## Short problem
Report only the number of lines in this material that include "restraint".

- - - -

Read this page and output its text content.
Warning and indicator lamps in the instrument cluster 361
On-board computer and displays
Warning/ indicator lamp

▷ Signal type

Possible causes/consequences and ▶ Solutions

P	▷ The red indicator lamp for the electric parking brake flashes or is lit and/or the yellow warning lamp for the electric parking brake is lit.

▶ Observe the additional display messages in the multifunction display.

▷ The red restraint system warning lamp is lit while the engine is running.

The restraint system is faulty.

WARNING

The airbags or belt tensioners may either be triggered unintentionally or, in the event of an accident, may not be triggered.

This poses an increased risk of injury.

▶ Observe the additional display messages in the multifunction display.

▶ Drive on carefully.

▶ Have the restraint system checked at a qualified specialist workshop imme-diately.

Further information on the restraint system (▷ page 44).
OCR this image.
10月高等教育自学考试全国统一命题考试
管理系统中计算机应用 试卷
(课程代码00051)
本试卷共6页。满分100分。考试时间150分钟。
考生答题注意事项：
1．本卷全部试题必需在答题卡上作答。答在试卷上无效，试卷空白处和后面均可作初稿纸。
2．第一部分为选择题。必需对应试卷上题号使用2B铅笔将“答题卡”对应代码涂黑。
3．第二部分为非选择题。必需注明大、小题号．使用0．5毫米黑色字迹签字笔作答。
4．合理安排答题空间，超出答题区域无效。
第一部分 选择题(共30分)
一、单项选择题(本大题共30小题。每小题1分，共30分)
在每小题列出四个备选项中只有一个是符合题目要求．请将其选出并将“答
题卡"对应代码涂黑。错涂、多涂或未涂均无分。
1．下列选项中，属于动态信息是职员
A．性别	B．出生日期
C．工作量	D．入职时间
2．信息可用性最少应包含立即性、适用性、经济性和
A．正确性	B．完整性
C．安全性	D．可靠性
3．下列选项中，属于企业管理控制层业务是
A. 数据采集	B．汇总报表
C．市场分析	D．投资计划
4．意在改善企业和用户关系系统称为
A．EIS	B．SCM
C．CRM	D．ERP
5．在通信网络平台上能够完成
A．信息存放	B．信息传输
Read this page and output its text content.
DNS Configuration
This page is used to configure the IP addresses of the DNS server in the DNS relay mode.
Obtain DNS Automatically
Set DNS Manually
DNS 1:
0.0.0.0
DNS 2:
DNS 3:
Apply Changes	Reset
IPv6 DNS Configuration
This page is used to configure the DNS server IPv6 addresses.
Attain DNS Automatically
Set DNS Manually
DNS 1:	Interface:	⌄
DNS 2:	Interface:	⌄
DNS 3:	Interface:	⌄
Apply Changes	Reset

- - - -

## Task output
4